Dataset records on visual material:
________________________

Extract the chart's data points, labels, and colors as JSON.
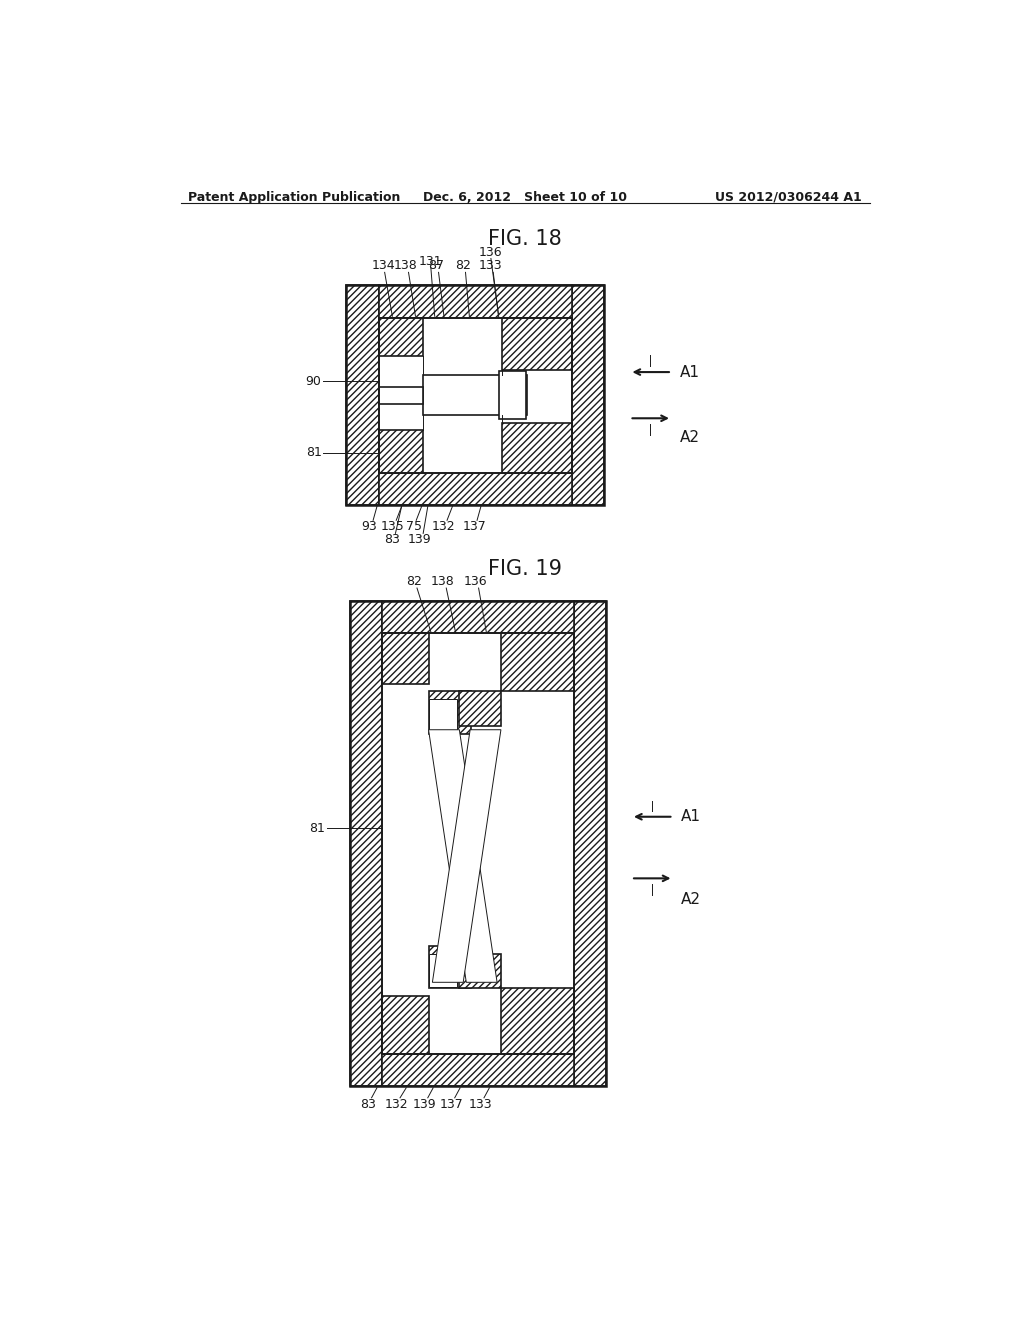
{
  "bg_color": "#ffffff",
  "line_color": "#1a1a1a",
  "header_left": "Patent Application Publication",
  "header_center": "Dec. 6, 2012   Sheet 10 of 10",
  "header_right": "US 2012/0306244 A1",
  "fig18_title": "FIG. 18",
  "fig19_title": "FIG. 19",
  "figsize": [
    10.24,
    13.2
  ],
  "dpi": 100
}
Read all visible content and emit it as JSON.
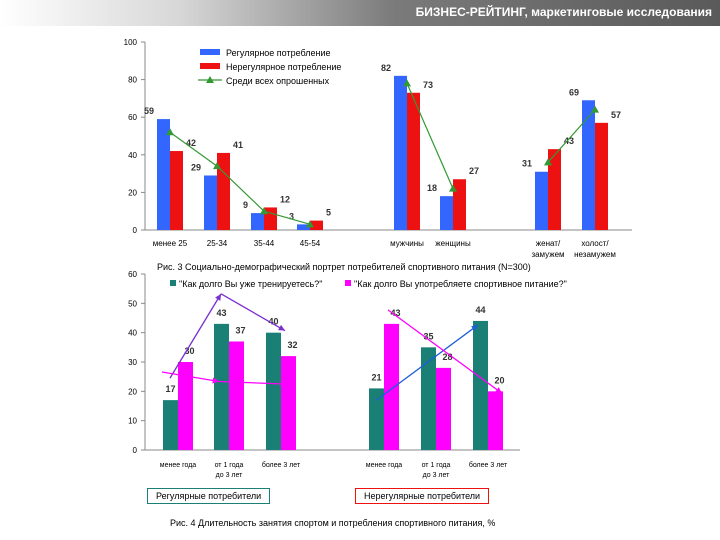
{
  "header": {
    "title": "БИЗНЕС-РЕЙТИНГ, маркетинговые исследования"
  },
  "colors": {
    "blue": "#3366ff",
    "red": "#ee1111",
    "green": "#339933",
    "teal": "#1a7f74",
    "magenta": "#ff00ff",
    "purple": "#7a2fd0",
    "grey": "#888888"
  },
  "chart_data": [
    {
      "type": "bar",
      "title": "Рис. 3 Социально-демографический портрет потребителей спортивного питания (N=300)",
      "ylim": [
        0,
        100
      ],
      "yticks": [
        0,
        20,
        40,
        60,
        80,
        100
      ],
      "categories": [
        "менее 25",
        "25-34",
        "35-44",
        "45-54",
        "мужчины",
        "женщины",
        "женат/ замужем",
        "холост/ незамужем"
      ],
      "series": [
        {
          "name": "Регулярное потребление",
          "values": [
            59,
            29,
            9,
            3,
            82,
            18,
            31,
            69
          ]
        },
        {
          "name": "Нерегулярное потребление",
          "values": [
            42,
            41,
            12,
            5,
            73,
            27,
            43,
            57
          ]
        },
        {
          "name": "Среди всех опрошенных",
          "values": [
            52,
            34,
            10,
            3,
            78,
            22,
            36,
            64
          ]
        }
      ]
    },
    {
      "type": "bar",
      "title": "Рис. 4 Длительность занятия спортом и потребления спортивного питания, %",
      "ylim": [
        0,
        60
      ],
      "yticks": [
        0,
        10,
        20,
        30,
        40,
        50,
        60
      ],
      "categories": [
        "менее года",
        "от 1 года до 3 лет",
        "более 3 лет",
        "менее года",
        "от 1 года до 3 лет",
        "более 3 лет"
      ],
      "series": [
        {
          "name": "\"Как долго Вы уже тренируетесь?\"",
          "values": [
            17,
            43,
            40,
            21,
            35,
            44
          ]
        },
        {
          "name": "\"Как долго Вы употребляете спортивное питание?\"",
          "values": [
            30,
            37,
            32,
            43,
            28,
            20
          ]
        }
      ],
      "groups": [
        "Регулярные потребители",
        "Нерегулярные потребители"
      ]
    }
  ]
}
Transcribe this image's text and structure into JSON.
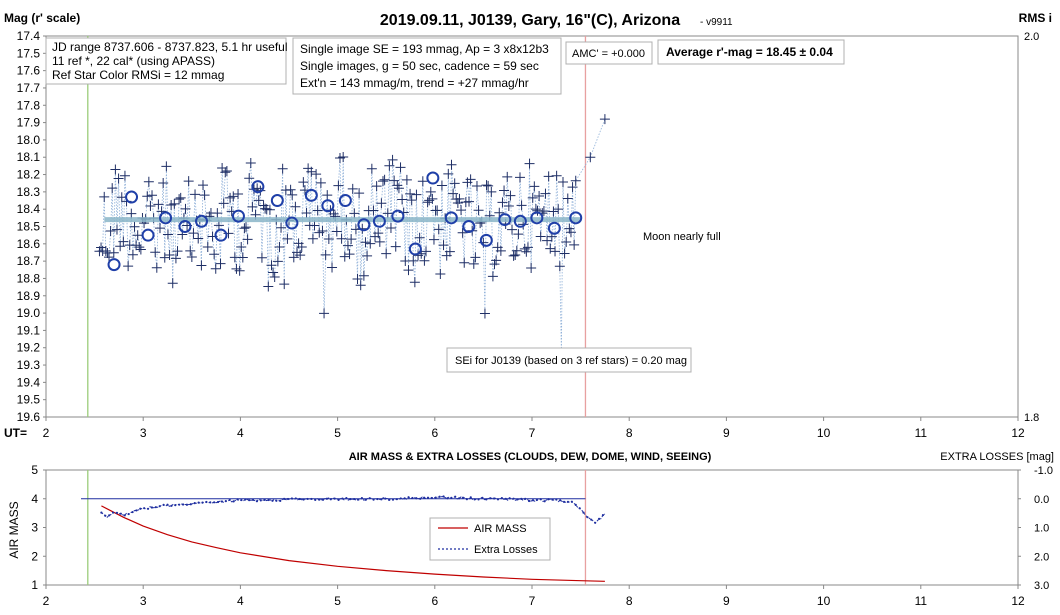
{
  "chart_data": [
    {
      "type": "scatter",
      "title": "2019.09.11, J0139, Gary, 16\"(C), Arizona",
      "version": "- v9911",
      "ylabel": "Mag (r' scale)",
      "ylabel_right": "RMS i",
      "xlabel": "UT=",
      "xlim": [
        2,
        12
      ],
      "ylim": [
        17.4,
        19.6
      ],
      "y_inverted": true,
      "x_ticks": [
        "2",
        "3",
        "4",
        "5",
        "6",
        "7",
        "8",
        "9",
        "10",
        "11",
        "12"
      ],
      "y_ticks": [
        "17.4",
        "17.5",
        "17.6",
        "17.7",
        "17.8",
        "17.9",
        "18.0",
        "18.1",
        "18.2",
        "18.3",
        "18.4",
        "18.5",
        "18.6",
        "18.7",
        "18.8",
        "18.9",
        "19.0",
        "19.1",
        "19.2",
        "19.3",
        "19.4",
        "19.5",
        "19.6"
      ],
      "right_ticks": [
        "2.0",
        "1.8"
      ],
      "vertical_lines": [
        {
          "x": 2.43,
          "color": "#9ccc7a"
        },
        {
          "x": 7.55,
          "color": "#e8a0a0"
        }
      ],
      "info_box1": [
        "JD range 8737.606 - 8737.823, 5.1 hr useful",
        "11 ref *, 22 cal* (using APASS)",
        "Ref Star Color RMSi = 12 mmag"
      ],
      "info_box2": [
        "Single image SE = 193 mmag, Ap = 3 x8x12b3",
        "Single images, g = 50 sec, cadence = 59 sec",
        "Ext'n = 143 mmag/m, trend = +27 mmag/hr"
      ],
      "amc_label": "AMC' = +0.000",
      "average_label": "Average r'-mag =  18.45 ± 0.04",
      "moon_note": "Moon nearly full",
      "sei_note": "SEi for J0139 (based on 3 ref stars) = 0.20 mag",
      "fit_line": {
        "x": [
          2.6,
          7.5
        ],
        "y": [
          18.46,
          18.46
        ]
      },
      "binned_points": {
        "x": [
          2.7,
          2.88,
          3.05,
          3.23,
          3.43,
          3.6,
          3.8,
          3.98,
          4.18,
          4.38,
          4.53,
          4.73,
          4.9,
          5.08,
          5.27,
          5.43,
          5.62,
          5.8,
          5.98,
          6.17,
          6.35,
          6.53,
          6.72,
          6.88,
          7.05,
          7.23,
          7.45
        ],
        "y": [
          18.72,
          18.33,
          18.55,
          18.45,
          18.5,
          18.47,
          18.55,
          18.44,
          18.27,
          18.35,
          18.48,
          18.32,
          18.38,
          18.35,
          18.49,
          18.47,
          18.44,
          18.63,
          18.22,
          18.45,
          18.5,
          18.58,
          18.46,
          18.47,
          18.45,
          18.51,
          18.45
        ]
      },
      "single_images_trend": {
        "x": [
          2.55,
          2.65,
          2.75,
          2.85,
          2.95,
          3.05,
          3.15,
          3.25,
          3.35,
          3.45,
          3.55,
          3.65,
          3.75,
          3.85,
          3.95,
          4.05,
          4.15,
          4.25,
          4.35,
          4.45,
          4.55,
          4.65,
          4.75,
          4.85,
          4.95,
          5.05,
          5.15,
          5.25,
          5.35,
          5.45,
          5.55,
          5.65,
          5.75,
          5.85,
          5.95,
          6.05,
          6.15,
          6.25,
          6.35,
          6.45,
          6.55,
          6.65,
          6.75,
          6.85,
          6.95,
          7.05,
          7.15,
          7.25,
          7.35,
          7.45,
          7.55,
          7.65,
          7.75
        ],
        "y": [
          18.55,
          18.5,
          18.35,
          18.45,
          18.5,
          18.55,
          18.4,
          18.45,
          18.6,
          18.55,
          18.45,
          18.5,
          18.55,
          18.4,
          18.45,
          18.5,
          18.35,
          18.45,
          18.5,
          18.4,
          18.5,
          18.45,
          18.4,
          18.5,
          18.45,
          18.35,
          18.5,
          18.55,
          18.45,
          18.5,
          18.4,
          18.45,
          18.5,
          18.6,
          18.3,
          18.5,
          18.45,
          18.4,
          18.5,
          18.55,
          18.55,
          18.45,
          18.5,
          18.45,
          18.4,
          18.5,
          18.45,
          18.4,
          18.5,
          18.3,
          18.25,
          18.1,
          17.88
        ]
      }
    },
    {
      "type": "line",
      "title": "AIR MASS & EXTRA LOSSES (CLOUDS, DEW, DOME, WIND, SEEING)",
      "ylabel": "AIR MASS",
      "ylabel_right": "EXTRA LOSSES [mag]",
      "xlim": [
        2,
        12
      ],
      "ylim": [
        1,
        5
      ],
      "ylim_right": [
        -1.0,
        3.0
      ],
      "right_inverted": true,
      "x_ticks": [
        "2",
        "3",
        "4",
        "5",
        "6",
        "7",
        "8",
        "9",
        "10",
        "11",
        "12"
      ],
      "y_ticks": [
        "1",
        "2",
        "3",
        "4",
        "5"
      ],
      "right_ticks": [
        "-1.0",
        "0.0",
        "1.0",
        "2.0",
        "3.0"
      ],
      "legend_position": "center",
      "series": [
        {
          "name": "AIR MASS",
          "color": "#c00000",
          "x": [
            2.57,
            2.8,
            3.0,
            3.25,
            3.5,
            3.75,
            4.0,
            4.5,
            5.0,
            5.5,
            6.0,
            6.5,
            7.0,
            7.5,
            7.75
          ],
          "y": [
            3.75,
            3.35,
            3.05,
            2.75,
            2.5,
            2.3,
            2.12,
            1.85,
            1.65,
            1.5,
            1.38,
            1.28,
            1.2,
            1.15,
            1.13
          ]
        },
        {
          "name": "Extra Losses",
          "color": "#1f2fa0",
          "style": "dashed-markers",
          "x": [
            2.57,
            2.62,
            2.7,
            2.8,
            2.9,
            3.0,
            3.2,
            3.4,
            3.6,
            3.8,
            4.0,
            4.3,
            4.6,
            4.9,
            5.2,
            5.5,
            5.8,
            6.0,
            6.2,
            6.5,
            6.8,
            7.0,
            7.2,
            7.4,
            7.45,
            7.55,
            7.65,
            7.7,
            7.75
          ],
          "y": [
            0.5,
            0.65,
            0.45,
            0.55,
            0.45,
            0.35,
            0.25,
            0.2,
            0.15,
            0.1,
            0.05,
            0.05,
            0.02,
            0.0,
            0.02,
            0.0,
            -0.02,
            -0.05,
            -0.03,
            0.0,
            0.02,
            0.05,
            0.05,
            0.1,
            0.2,
            0.55,
            0.85,
            0.7,
            0.5
          ]
        }
      ],
      "vertical_lines": [
        {
          "x": 2.43,
          "color": "#9ccc7a"
        },
        {
          "x": 7.55,
          "color": "#e8a0a0"
        }
      ],
      "reference_line": {
        "y": 4,
        "color": "#1f2fa0"
      }
    }
  ]
}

________________________

Problem to work on: Search the data for the string "потребление" and copy each line where it appears.

Solved problem:
          "name": "Регулярное потребление",
          "name": "Нерегулярное потребление",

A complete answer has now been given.